Items
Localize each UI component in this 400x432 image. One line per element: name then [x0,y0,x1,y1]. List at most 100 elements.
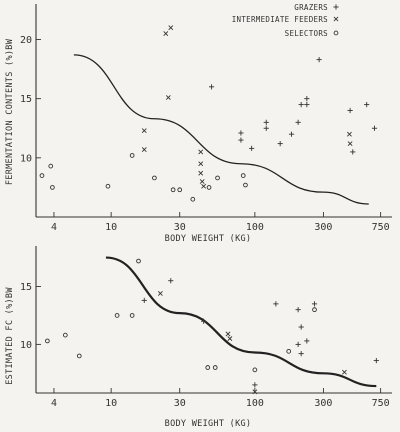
--
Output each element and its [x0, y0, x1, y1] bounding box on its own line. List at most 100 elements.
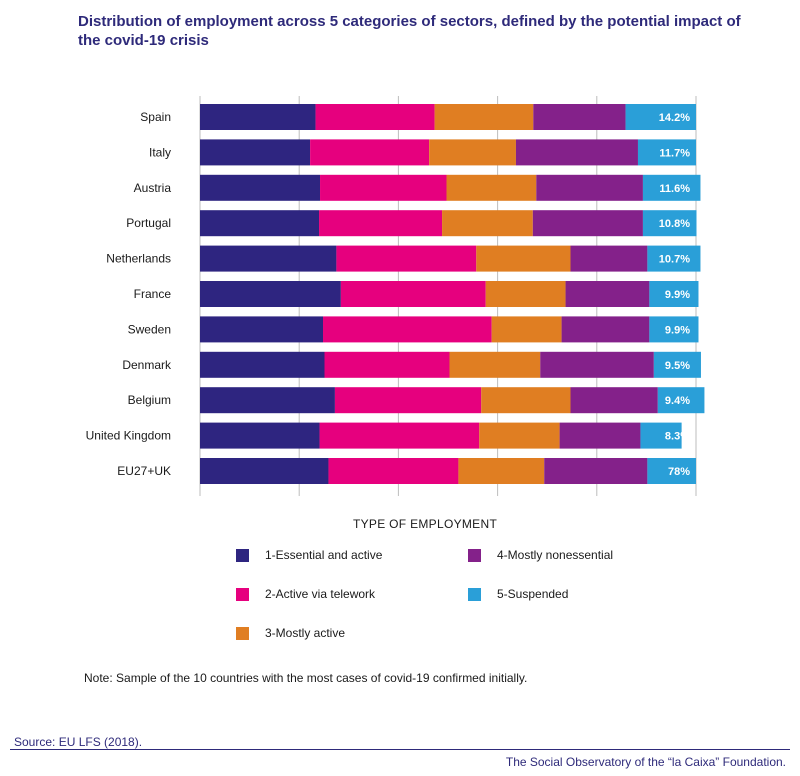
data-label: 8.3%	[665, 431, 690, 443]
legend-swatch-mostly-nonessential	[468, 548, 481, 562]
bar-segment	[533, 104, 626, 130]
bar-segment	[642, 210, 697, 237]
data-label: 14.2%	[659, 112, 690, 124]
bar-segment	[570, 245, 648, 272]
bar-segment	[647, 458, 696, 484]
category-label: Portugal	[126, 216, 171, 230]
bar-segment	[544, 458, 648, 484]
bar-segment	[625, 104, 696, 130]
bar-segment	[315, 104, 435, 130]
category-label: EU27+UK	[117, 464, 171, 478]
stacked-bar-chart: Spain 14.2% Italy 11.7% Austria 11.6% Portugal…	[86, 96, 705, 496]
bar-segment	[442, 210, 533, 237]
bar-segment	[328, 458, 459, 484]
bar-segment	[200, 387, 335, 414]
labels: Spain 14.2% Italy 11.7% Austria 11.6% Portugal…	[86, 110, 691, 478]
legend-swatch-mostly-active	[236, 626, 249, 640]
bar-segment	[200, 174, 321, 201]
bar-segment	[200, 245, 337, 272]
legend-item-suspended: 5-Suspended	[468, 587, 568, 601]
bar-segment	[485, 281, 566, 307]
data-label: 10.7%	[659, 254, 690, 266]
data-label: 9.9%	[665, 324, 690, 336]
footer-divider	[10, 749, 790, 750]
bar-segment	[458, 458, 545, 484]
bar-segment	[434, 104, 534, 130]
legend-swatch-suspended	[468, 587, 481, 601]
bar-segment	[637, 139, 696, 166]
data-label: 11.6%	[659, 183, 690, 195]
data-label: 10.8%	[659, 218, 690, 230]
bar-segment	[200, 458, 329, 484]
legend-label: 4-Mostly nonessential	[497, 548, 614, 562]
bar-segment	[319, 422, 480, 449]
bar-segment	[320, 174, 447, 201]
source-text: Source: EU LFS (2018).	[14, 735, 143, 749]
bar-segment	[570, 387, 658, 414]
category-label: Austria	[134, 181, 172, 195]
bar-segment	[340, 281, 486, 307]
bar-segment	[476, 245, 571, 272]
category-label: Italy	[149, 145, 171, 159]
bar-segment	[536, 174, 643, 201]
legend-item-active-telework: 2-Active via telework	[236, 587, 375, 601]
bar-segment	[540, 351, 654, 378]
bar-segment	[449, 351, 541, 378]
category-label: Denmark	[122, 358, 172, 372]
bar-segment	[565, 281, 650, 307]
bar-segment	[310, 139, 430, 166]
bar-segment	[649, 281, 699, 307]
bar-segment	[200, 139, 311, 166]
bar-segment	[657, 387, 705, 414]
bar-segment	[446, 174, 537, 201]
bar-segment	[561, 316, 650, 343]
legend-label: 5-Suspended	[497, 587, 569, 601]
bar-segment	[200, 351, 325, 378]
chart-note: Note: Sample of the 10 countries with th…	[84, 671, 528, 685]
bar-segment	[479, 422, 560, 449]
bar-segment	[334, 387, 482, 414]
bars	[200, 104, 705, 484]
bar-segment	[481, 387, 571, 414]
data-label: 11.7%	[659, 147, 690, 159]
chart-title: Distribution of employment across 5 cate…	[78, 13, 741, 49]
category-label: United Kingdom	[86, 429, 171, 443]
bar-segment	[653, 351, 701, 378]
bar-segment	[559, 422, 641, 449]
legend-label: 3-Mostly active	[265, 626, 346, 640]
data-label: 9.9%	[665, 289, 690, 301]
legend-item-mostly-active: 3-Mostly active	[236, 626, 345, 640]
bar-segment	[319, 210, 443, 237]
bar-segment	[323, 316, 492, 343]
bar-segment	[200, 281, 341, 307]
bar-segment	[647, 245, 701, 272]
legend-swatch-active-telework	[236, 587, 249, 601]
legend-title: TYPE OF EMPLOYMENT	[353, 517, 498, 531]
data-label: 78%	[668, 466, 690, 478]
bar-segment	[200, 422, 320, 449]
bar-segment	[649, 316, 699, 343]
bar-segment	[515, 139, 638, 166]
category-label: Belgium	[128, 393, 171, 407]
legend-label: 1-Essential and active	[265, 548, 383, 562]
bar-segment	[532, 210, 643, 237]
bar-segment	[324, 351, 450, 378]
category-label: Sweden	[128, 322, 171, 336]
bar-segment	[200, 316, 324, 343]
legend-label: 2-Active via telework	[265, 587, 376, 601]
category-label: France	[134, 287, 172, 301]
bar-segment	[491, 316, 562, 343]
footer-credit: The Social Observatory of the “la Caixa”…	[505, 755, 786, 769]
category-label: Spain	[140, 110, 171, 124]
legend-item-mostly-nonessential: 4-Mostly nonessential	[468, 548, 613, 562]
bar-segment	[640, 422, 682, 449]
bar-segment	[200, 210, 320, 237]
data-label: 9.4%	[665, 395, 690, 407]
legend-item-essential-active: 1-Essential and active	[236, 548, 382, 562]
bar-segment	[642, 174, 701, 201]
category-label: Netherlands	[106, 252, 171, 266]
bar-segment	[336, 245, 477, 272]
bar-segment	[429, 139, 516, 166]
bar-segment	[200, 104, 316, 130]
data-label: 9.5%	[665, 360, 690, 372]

Your task
Put the data, starting with the line containing "Output each element" and going on through the line containing "245, 648, 272]", into a two-column CSV headed input and output, with one row for each input and its output. Put each field in double quotes, turn line breaks into spaces, and leave the picture out.

Response to the exercise
input,output
"Output each element and its [x0, y0, x1, y1] bounding box on its own line. List at most 100 elements.","data-label: 8.3%	[665, 431, 690, 443] legend-swatch-mostly-nonessential	[468, 548, 481, 562] bar-segment	[533, 104, 626, 130] bar-segment	[642, 210, 697, 237] data-label: 14.2%	[659, 112, 690, 124] bar-segment	[570, 245, 648, 272]"